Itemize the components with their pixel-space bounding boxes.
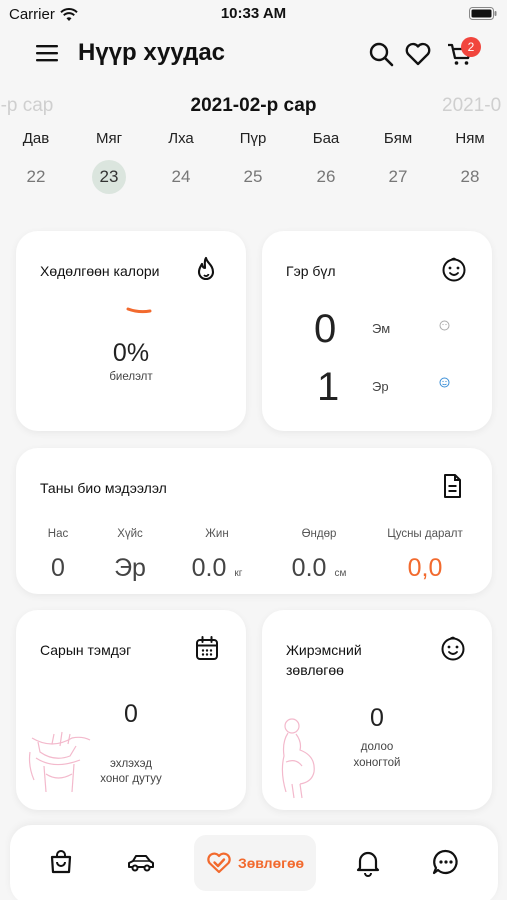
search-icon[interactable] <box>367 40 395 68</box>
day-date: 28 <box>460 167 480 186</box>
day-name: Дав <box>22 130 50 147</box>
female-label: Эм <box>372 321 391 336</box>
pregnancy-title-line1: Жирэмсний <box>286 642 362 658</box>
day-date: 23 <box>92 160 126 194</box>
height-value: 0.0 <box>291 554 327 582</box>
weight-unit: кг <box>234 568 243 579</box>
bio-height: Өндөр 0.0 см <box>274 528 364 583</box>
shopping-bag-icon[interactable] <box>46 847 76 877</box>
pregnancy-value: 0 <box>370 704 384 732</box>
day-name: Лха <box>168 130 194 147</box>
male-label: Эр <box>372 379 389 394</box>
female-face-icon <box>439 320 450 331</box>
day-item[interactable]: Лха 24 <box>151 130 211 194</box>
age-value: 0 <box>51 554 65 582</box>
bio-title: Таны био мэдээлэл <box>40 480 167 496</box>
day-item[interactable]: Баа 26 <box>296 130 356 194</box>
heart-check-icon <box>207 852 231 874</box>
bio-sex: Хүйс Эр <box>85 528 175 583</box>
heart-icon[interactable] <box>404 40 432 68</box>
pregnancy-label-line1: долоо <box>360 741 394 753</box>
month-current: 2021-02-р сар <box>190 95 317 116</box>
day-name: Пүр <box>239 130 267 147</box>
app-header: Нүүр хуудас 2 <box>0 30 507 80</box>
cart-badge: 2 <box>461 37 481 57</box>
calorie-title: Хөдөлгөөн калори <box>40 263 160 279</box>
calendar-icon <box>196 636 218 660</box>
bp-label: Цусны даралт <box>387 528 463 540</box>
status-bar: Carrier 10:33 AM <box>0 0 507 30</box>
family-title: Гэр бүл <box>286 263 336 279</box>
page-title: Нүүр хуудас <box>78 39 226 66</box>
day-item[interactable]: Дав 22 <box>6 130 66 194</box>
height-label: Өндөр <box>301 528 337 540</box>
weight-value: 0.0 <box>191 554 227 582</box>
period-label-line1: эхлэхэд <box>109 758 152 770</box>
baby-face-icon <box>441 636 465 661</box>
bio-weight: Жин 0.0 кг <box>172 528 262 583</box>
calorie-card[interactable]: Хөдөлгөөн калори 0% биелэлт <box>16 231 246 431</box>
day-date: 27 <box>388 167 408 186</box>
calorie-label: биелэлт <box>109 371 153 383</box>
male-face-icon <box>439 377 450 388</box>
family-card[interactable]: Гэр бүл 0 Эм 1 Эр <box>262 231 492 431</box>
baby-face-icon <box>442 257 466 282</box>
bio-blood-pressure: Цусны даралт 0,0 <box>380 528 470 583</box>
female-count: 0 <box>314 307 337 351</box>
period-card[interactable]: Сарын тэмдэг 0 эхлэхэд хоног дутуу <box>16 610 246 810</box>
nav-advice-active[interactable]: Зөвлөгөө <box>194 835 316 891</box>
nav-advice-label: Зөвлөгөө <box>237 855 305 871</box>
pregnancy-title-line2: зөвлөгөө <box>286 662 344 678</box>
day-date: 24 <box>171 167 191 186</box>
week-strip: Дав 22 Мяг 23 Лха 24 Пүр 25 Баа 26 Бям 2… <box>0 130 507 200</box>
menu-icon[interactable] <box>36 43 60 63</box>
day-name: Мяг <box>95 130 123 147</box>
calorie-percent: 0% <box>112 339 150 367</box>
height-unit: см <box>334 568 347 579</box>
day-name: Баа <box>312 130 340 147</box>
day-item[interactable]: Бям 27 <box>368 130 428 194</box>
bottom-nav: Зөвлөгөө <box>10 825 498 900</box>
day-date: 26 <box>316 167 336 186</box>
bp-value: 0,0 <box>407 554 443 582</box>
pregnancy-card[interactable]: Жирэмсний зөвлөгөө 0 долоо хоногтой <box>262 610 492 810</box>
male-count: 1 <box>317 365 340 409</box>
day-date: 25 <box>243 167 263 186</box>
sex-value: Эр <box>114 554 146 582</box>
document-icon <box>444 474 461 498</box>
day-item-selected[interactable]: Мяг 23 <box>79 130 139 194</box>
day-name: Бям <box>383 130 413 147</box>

» **What you are asked to do**:
Could you repeat all of the lines above with each "day-date" switched to "day-number", keeping everything else the same and leaving out the pictures?

» **Exercise result**:
Itemize the components with their pixel-space bounding boxes.
search-icon[interactable] <box>367 40 395 68</box>
day-number: 28 <box>460 167 480 186</box>
day-name: Дав <box>22 130 50 147</box>
female-label: Эм <box>372 321 391 336</box>
pregnancy-title-line1: Жирэмсний <box>286 642 362 658</box>
day-number: 23 <box>92 160 126 194</box>
height-value: 0.0 <box>291 554 327 582</box>
weight-unit: кг <box>234 568 243 579</box>
bio-height: Өндөр 0.0 см <box>274 528 364 583</box>
shopping-bag-icon[interactable] <box>46 847 76 877</box>
pregnancy-value: 0 <box>370 704 384 732</box>
day-name: Лха <box>168 130 194 147</box>
male-label: Эр <box>372 379 389 394</box>
female-face-icon <box>439 320 450 331</box>
day-item[interactable]: Лха 24 <box>151 130 211 194</box>
age-value: 0 <box>51 554 65 582</box>
bio-title: Таны био мэдээлэл <box>40 480 167 496</box>
day-item[interactable]: Баа 26 <box>296 130 356 194</box>
heart-check-icon <box>207 852 231 874</box>
bio-sex: Хүйс Эр <box>85 528 175 583</box>
heart-icon[interactable] <box>404 40 432 68</box>
pregnancy-label-line1: долоо <box>360 741 394 753</box>
month-current: 2021-02-р сар <box>190 95 317 116</box>
day-name: Пүр <box>239 130 267 147</box>
app-header: Нүүр хуудас 2 <box>0 30 507 80</box>
cart-badge: 2 <box>461 37 481 57</box>
calorie-title: Хөдөлгөөн калори <box>40 263 160 279</box>
calendar-icon <box>196 636 218 660</box>
bp-label: Цусны даралт <box>387 528 463 540</box>
status-bar: Carrier 10:33 AM <box>0 0 507 30</box>
family-title: Гэр бүл <box>286 263 336 279</box>
page-title: Нүүр хуудас <box>78 39 226 66</box>
day-item[interactable]: Дав 22 <box>6 130 66 194</box>
height-label: Өндөр <box>301 528 337 540</box>
weight-value: 0.0 <box>191 554 227 582</box>
period-label-line1: эхлэхэд <box>109 758 152 770</box>
baby-face-icon <box>441 636 465 661</box>
bio-weight: Жин 0.0 кг <box>172 528 262 583</box>
calorie-card[interactable]: Хөдөлгөөн калори 0% биелэлт <box>16 231 246 431</box>
day-number: 27 <box>388 167 408 186</box>
calorie-label: биелэлт <box>109 371 153 383</box>
male-face-icon <box>439 377 450 388</box>
family-card[interactable]: Гэр бүл 0 Эм 1 Эр <box>262 231 492 431</box>
baby-face-icon <box>442 257 466 282</box>
bio-blood-pressure: Цусны даралт 0,0 <box>380 528 470 583</box>
female-count: 0 <box>314 307 337 351</box>
period-card[interactable]: Сарын тэмдэг 0 эхлэхэд хоног дутуу <box>16 610 246 810</box>
nav-advice-active[interactable]: Зөвлөгөө <box>194 835 316 891</box>
nav-advice-label: Зөвлөгөө <box>237 855 305 871</box>
pregnancy-title-line2: зөвлөгөө <box>286 662 344 678</box>
day-number: 24 <box>171 167 191 186</box>
week-strip: Дав 22 Мяг 23 Лха 24 Пүр 25 Баа 26 Бям 2… <box>0 130 507 200</box>
menu-icon[interactable] <box>36 43 60 63</box>
day-name: Мяг <box>95 130 123 147</box>
calorie-percent: 0% <box>112 339 150 367</box>
height-unit: см <box>334 568 347 579</box>
day-name: Баа <box>312 130 340 147</box>
day-item[interactable]: Бям 27 <box>368 130 428 194</box>
bottom-nav: Зөвлөгөө <box>10 825 498 900</box>
day-number: 26 <box>316 167 336 186</box>
bp-value: 0,0 <box>407 554 443 582</box>
pregnancy-card[interactable]: Жирэмсний зөвлөгөө 0 долоо хоногтой <box>262 610 492 810</box>
male-count: 1 <box>317 365 340 409</box>
day-number: 25 <box>243 167 263 186</box>
sex-value: Эр <box>114 554 146 582</box>
document-icon <box>444 474 461 498</box>
day-item-selected[interactable]: Мяг 23 <box>79 130 139 194</box>
day-name: Бям <box>383 130 413 147</box>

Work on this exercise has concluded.